YOUR INSTRUCTIONS >> Keep only the lines that hold the string "this", filtering out the rest of the entries below.

Figure record listings >>
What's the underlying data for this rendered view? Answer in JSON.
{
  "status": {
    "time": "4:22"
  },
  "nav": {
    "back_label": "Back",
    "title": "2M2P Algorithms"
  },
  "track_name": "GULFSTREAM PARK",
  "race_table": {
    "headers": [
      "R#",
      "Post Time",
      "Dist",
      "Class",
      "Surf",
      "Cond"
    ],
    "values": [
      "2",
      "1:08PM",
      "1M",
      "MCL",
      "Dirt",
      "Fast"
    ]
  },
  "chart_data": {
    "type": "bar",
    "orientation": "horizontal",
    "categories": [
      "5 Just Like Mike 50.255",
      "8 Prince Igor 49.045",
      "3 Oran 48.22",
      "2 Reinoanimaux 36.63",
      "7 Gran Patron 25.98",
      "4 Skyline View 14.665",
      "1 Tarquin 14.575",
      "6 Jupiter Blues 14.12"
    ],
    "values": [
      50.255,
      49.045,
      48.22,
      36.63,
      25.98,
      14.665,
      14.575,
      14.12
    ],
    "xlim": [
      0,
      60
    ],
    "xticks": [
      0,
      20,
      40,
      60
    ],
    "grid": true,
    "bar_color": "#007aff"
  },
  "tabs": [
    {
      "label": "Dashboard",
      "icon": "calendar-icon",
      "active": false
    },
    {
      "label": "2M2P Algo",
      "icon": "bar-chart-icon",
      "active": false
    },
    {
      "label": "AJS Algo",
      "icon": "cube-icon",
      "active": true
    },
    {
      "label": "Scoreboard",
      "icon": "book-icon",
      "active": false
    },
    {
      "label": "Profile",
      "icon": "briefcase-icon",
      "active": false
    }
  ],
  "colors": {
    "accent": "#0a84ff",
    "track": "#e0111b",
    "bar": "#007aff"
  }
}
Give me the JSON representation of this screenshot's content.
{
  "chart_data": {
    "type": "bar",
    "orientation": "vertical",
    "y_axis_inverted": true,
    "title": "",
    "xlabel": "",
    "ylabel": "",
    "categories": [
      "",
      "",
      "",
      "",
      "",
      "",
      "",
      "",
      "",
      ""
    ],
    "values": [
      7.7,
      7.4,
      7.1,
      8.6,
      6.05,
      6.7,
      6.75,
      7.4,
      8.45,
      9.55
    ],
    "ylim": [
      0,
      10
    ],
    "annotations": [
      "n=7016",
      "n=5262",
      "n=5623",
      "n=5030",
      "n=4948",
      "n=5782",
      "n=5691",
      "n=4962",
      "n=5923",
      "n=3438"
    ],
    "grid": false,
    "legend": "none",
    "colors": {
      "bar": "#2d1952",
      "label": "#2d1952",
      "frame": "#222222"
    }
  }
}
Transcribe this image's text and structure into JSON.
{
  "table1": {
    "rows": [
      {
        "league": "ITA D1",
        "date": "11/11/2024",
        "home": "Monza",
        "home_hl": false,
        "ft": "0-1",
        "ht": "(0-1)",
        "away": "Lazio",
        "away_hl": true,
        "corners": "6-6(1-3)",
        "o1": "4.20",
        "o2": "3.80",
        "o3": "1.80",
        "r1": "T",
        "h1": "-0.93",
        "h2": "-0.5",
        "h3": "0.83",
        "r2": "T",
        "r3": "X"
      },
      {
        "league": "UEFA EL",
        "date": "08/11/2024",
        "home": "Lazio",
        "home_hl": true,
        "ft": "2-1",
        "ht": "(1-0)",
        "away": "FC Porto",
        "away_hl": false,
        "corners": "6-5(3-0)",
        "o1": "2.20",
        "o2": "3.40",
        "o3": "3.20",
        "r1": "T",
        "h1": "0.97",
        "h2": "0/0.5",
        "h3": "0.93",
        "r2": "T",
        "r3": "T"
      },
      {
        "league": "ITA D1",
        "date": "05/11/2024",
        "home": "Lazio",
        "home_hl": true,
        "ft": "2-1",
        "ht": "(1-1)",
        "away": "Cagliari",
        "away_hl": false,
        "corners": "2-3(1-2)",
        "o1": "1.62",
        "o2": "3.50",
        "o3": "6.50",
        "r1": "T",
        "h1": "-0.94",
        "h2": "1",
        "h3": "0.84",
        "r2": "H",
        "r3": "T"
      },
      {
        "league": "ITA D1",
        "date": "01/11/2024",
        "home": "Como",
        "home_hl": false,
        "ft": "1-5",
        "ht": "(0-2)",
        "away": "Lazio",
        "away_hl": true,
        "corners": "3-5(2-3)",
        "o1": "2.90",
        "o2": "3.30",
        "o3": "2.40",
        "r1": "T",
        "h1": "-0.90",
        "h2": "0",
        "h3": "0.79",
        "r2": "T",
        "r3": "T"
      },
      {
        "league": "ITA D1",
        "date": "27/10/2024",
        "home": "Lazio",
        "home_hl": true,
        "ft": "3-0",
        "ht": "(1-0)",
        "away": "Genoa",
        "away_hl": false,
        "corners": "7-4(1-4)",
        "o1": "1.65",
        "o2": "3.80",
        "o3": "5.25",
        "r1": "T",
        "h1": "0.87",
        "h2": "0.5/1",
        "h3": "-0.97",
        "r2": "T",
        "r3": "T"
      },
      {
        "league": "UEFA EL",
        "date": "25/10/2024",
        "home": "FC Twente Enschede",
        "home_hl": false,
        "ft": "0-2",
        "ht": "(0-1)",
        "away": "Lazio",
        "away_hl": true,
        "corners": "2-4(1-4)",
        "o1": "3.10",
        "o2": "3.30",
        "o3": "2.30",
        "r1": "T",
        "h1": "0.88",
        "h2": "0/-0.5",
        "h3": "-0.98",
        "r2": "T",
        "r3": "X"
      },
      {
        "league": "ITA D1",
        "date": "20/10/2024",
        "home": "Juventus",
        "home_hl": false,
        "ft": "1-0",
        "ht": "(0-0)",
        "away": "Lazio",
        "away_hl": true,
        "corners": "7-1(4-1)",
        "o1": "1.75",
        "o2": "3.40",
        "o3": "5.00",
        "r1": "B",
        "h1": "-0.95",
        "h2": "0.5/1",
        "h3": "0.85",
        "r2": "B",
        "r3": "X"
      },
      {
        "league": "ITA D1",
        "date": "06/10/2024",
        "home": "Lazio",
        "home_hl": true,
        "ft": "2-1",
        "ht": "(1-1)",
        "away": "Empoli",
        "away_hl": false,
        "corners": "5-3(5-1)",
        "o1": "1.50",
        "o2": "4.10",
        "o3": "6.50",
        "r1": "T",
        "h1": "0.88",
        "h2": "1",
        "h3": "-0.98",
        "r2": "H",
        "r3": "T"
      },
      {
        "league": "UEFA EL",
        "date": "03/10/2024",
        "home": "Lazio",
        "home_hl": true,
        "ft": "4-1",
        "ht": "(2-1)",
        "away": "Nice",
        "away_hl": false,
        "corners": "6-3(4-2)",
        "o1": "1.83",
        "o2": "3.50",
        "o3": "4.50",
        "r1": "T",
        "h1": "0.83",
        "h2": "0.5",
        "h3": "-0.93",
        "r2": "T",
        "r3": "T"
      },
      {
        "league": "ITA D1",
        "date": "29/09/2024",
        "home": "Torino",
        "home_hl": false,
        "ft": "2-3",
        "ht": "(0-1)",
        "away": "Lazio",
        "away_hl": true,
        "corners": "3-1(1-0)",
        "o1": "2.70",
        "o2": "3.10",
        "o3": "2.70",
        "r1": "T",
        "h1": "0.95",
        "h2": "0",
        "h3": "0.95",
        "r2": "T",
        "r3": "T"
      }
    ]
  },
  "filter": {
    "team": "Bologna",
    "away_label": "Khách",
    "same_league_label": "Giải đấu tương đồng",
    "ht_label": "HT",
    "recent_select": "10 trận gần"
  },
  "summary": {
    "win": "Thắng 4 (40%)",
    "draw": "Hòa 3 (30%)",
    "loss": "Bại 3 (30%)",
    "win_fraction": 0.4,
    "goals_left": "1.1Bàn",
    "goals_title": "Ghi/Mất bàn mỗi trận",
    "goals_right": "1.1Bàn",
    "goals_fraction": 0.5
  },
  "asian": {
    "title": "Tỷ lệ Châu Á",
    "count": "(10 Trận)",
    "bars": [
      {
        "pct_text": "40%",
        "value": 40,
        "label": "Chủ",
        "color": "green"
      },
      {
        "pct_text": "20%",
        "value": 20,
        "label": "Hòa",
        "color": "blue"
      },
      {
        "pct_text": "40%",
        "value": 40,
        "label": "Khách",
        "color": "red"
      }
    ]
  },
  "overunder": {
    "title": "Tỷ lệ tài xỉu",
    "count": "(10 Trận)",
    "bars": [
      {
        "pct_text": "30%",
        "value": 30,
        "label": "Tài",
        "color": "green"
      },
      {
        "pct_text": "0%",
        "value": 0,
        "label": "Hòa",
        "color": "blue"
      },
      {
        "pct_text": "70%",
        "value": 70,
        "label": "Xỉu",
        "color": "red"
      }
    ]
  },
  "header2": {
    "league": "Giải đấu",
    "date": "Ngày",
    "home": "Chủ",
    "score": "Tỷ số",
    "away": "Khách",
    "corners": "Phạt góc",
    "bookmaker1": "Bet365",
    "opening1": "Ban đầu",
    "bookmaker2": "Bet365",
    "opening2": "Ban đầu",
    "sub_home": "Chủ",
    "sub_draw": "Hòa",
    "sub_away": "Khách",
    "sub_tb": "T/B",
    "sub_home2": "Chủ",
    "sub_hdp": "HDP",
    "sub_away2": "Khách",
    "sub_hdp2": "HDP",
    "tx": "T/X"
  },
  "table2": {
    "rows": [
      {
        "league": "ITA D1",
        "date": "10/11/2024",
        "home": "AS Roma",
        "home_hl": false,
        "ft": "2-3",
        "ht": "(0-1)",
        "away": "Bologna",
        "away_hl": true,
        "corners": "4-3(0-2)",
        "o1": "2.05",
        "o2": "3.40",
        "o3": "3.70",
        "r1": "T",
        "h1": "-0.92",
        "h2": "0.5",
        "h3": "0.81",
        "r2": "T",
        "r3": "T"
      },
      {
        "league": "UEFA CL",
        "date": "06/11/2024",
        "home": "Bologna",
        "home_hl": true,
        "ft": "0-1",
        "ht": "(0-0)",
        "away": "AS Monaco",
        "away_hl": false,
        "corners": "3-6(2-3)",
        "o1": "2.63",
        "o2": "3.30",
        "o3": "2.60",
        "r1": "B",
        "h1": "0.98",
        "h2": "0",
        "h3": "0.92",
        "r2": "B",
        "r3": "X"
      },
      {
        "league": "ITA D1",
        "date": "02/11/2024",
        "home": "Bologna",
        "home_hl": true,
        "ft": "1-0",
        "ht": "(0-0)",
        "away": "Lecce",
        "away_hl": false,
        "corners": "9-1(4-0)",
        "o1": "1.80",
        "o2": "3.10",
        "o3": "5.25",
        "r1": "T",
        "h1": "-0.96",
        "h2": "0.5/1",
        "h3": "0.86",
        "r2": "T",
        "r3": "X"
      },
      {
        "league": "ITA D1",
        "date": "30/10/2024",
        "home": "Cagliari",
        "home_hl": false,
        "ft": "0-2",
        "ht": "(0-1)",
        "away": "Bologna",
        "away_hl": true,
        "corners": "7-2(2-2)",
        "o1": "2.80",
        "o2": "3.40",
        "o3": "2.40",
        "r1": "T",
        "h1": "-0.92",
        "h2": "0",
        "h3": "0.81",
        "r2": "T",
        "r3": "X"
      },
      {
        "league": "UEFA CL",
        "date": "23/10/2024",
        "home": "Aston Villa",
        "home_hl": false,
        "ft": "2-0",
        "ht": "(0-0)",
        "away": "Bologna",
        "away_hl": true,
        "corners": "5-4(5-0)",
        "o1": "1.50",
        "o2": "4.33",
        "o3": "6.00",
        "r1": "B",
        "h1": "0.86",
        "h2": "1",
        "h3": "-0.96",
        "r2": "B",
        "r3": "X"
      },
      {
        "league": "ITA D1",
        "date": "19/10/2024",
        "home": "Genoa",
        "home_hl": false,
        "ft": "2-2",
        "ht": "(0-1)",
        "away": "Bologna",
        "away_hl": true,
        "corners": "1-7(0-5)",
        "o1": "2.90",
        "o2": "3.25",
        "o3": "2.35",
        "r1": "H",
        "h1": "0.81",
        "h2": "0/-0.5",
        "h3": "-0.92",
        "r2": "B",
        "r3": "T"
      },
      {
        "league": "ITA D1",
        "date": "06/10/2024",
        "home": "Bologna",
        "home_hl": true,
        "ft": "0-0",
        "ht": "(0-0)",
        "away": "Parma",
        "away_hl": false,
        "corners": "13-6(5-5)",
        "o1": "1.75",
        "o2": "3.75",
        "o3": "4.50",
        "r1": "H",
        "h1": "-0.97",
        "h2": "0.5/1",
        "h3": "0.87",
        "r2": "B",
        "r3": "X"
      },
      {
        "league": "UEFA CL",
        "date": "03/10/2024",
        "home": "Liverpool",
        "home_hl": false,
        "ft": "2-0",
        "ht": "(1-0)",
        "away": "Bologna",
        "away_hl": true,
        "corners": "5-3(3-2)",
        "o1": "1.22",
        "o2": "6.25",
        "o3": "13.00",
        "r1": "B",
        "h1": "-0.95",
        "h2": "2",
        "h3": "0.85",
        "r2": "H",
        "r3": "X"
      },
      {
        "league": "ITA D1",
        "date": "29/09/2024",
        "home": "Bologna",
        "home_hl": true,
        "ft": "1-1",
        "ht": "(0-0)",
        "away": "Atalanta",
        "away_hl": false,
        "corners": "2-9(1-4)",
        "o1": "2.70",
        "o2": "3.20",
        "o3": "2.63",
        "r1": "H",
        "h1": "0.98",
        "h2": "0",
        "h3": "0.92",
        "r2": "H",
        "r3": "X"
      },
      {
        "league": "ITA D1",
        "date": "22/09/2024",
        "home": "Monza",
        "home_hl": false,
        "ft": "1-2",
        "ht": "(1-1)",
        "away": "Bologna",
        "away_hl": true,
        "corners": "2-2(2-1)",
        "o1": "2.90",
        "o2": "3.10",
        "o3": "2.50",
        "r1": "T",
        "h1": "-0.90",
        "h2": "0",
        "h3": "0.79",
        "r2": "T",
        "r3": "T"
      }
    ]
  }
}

SOLUTION TO THE PROBLEM >>
What's the underlying data for this rendered view? Answer in JSON.
Give me the JSON representation of this screenshot's content.
Transcribe this image's text and structure into JSON.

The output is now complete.